- **Requirements**: Starting with the line that has "What does this" in it, repeat every line through the last one, word for word, and give nothing more.

[Data excerpts]
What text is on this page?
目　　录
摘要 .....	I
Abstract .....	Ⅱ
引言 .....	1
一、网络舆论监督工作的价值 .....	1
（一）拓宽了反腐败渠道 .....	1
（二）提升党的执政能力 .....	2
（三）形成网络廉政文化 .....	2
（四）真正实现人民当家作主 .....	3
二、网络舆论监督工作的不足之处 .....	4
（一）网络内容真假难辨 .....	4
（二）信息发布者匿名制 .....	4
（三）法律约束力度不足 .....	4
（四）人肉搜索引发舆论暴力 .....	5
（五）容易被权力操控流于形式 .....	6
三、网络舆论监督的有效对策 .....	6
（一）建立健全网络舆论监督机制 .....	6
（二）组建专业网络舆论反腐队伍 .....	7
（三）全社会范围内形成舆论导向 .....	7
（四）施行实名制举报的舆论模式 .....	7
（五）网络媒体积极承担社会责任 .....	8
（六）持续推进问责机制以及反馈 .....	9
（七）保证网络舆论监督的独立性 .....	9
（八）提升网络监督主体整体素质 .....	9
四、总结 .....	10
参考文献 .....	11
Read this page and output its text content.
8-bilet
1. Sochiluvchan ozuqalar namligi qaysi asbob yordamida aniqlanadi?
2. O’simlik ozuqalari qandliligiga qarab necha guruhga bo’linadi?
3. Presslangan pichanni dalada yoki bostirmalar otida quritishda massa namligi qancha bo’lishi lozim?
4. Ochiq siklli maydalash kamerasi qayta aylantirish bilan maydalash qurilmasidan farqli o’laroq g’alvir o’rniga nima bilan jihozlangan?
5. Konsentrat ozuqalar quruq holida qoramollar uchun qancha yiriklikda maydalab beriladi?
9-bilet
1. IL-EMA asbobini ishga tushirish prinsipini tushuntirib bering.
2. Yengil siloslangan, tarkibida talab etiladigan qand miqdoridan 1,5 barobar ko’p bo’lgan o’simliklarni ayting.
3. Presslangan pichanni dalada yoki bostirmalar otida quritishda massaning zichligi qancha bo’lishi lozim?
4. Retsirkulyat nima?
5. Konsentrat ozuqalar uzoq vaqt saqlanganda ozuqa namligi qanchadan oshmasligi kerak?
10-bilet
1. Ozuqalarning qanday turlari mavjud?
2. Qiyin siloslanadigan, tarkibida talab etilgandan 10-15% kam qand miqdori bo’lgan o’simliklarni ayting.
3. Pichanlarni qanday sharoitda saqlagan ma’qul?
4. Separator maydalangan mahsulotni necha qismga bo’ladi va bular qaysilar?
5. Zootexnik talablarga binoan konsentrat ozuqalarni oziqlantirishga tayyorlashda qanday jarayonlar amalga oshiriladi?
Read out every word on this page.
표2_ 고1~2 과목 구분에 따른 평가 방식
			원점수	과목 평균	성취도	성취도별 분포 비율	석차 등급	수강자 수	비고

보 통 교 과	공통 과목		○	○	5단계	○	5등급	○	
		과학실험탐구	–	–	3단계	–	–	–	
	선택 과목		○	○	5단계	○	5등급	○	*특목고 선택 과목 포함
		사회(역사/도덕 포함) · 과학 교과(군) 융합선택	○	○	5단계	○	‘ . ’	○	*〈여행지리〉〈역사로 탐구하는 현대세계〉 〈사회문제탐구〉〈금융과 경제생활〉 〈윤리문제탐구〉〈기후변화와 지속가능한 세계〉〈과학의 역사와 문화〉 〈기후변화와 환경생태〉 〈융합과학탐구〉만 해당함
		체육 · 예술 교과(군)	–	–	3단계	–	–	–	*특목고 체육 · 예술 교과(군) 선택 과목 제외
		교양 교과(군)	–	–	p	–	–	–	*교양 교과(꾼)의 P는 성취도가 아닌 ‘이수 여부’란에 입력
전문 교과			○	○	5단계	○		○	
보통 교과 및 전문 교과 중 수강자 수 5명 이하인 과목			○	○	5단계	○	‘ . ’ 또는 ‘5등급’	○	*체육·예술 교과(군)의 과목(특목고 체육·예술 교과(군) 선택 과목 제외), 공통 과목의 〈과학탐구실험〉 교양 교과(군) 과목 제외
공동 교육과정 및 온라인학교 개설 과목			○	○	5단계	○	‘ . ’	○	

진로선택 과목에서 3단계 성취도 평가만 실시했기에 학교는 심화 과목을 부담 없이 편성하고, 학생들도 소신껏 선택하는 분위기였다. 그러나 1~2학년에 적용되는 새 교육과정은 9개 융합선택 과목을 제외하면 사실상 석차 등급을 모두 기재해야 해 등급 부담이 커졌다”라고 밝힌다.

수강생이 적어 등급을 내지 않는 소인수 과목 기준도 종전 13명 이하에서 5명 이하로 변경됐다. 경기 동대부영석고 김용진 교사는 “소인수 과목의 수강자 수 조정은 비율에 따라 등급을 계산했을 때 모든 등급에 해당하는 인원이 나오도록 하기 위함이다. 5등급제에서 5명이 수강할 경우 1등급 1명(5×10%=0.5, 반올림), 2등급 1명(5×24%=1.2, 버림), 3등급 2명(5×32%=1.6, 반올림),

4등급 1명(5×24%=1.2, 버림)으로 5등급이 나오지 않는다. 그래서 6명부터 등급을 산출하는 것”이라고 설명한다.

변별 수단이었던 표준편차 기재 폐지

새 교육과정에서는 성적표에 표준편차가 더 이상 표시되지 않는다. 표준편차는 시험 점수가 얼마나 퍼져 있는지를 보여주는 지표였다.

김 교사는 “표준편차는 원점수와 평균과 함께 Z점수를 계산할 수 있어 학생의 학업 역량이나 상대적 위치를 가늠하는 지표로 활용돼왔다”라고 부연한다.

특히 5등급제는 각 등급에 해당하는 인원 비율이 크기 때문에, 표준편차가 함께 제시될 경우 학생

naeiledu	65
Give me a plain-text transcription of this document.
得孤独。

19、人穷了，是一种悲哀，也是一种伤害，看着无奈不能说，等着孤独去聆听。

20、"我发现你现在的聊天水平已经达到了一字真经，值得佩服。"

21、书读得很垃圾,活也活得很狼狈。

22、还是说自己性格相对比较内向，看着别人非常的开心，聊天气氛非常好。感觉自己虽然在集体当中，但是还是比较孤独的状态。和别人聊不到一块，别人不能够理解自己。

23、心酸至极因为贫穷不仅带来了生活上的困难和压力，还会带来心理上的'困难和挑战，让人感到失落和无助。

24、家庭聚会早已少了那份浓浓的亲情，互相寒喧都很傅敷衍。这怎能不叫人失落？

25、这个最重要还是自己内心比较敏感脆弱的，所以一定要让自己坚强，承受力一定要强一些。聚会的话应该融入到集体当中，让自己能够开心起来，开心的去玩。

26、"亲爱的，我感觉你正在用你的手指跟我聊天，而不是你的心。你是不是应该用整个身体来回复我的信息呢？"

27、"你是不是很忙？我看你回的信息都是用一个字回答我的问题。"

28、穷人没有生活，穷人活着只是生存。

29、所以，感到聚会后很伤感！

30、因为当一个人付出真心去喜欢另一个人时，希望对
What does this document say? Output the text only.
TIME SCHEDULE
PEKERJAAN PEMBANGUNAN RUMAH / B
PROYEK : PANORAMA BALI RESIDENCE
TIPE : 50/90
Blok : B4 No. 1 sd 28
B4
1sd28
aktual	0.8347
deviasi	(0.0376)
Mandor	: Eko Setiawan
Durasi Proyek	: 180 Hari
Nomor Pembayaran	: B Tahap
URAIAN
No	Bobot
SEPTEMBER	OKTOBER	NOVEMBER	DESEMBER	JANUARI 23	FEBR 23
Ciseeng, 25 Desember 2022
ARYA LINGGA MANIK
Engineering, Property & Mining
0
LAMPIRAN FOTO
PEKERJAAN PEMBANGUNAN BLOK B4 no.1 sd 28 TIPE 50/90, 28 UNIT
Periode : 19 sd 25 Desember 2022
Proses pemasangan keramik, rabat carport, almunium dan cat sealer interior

- **Full output**:
What does this document say? Output the text only.
TIME SCHEDULE
PEKERJAAN PEMBANGUNAN RUMAH / B
PROYEK : PANORAMA BALI RESIDENCE
TIPE : 50/90
Blok : B4 No. 1 sd 28
B4
1sd28
aktual	0.8347
deviasi	(0.0376)
Mandor	: Eko Setiawan
Durasi Proyek	: 180 Hari
Nomor Pembayaran	: B Tahap
URAIAN
No	Bobot
SEPTEMBER	OKTOBER	NOVEMBER	DESEMBER	JANUARI 23	FEBR 23
Ciseeng, 25 Desember 2022
ARYA LINGGA MANIK
Engineering, Property & Mining
0
LAMPIRAN FOTO
PEKERJAAN PEMBANGUNAN BLOK B4 no.1 sd 28 TIPE 50/90, 28 UNIT
Periode : 19 sd 25 Desember 2022
Proses pemasangan keramik, rabat carport, almunium dan cat sealer interior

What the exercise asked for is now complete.